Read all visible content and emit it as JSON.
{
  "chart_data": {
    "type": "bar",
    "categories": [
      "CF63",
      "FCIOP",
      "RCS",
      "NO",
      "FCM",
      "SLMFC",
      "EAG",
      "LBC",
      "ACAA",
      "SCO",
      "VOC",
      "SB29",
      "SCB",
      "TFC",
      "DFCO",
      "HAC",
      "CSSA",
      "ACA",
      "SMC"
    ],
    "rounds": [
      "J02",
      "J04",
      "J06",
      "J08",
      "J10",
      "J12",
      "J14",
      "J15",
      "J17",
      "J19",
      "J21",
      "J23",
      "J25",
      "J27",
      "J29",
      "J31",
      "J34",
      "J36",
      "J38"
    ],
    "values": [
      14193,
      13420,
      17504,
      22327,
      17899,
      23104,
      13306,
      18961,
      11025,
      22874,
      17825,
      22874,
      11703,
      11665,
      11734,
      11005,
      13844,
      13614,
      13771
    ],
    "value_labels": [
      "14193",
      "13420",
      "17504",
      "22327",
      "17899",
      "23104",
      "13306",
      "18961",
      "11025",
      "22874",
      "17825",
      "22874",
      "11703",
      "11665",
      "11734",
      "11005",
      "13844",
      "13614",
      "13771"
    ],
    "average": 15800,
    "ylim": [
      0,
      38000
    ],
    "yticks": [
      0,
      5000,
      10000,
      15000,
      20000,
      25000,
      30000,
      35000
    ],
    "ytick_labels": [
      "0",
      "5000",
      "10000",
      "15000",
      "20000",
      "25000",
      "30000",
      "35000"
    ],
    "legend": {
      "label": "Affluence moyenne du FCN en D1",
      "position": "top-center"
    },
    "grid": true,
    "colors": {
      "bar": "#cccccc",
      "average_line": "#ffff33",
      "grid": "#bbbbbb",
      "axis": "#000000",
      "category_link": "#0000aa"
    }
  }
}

..............................

- WHAT YOU NEED TO DO -
Repeat the data precisely, line by line.

- FINISHED ANSWER -
Read all visible content and emit it as JSON.
{
  "chart_data": {
    "type": "bar",
    "categories": [
      "CF63",
      "FCIOP",
      "RCS",
      "NO",
      "FCM",
      "SLMFC",
      "EAG",
      "LBC",
      "ACAA",
      "SCO",
      "VOC",
      "SB29",
      "SCB",
      "TFC",
      "DFCO",
      "HAC",
      "CSSA",
      "ACA",
      "SMC"
    ],
    "rounds": [
      "J02",
      "J04",
      "J06",
      "J08",
      "J10",
      "J12",
      "J14",
      "J15",
      "J17",
      "J19",
      "J21",
      "J23",
      "J25",
      "J27",
      "J29",
      "J31",
      "J34",
      "J36",
      "J38"
    ],
    "values": [
      14193,
      13420,
      17504,
      22327,
      17899,
      23104,
      13306,
      18961,
      11025,
      22874,
      17825,
      22874,
      11703,
      11665,
      11734,
      11005,
      13844,
      13614,
      13771
    ],
    "value_labels": [
      "14193",
      "13420",
      "17504",
      "22327",
      "17899",
      "23104",
      "13306",
      "18961",
      "11025",
      "22874",
      "17825",
      "22874",
      "11703",
      "11665",
      "11734",
      "11005",
      "13844",
      "13614",
      "13771"
    ],
    "average": 15800,
    "ylim": [
      0,
      38000
    ],
    "yticks": [
      0,
      5000,
      10000,
      15000,
      20000,
      25000,
      30000,
      35000
    ],
    "ytick_labels": [
      "0",
      "5000",
      "10000",
      "15000",
      "20000",
      "25000",
      "30000",
      "35000"
    ],
    "legend": {
      "label": "Affluence moyenne du FCN en D1",
      "position": "top-center"
    },
    "grid": true,
    "colors": {
      "bar": "#cccccc",
      "average_line": "#ffff33",
      "grid": "#bbbbbb",
      "axis": "#000000",
      "category_link": "#0000aa"
    }
  }
}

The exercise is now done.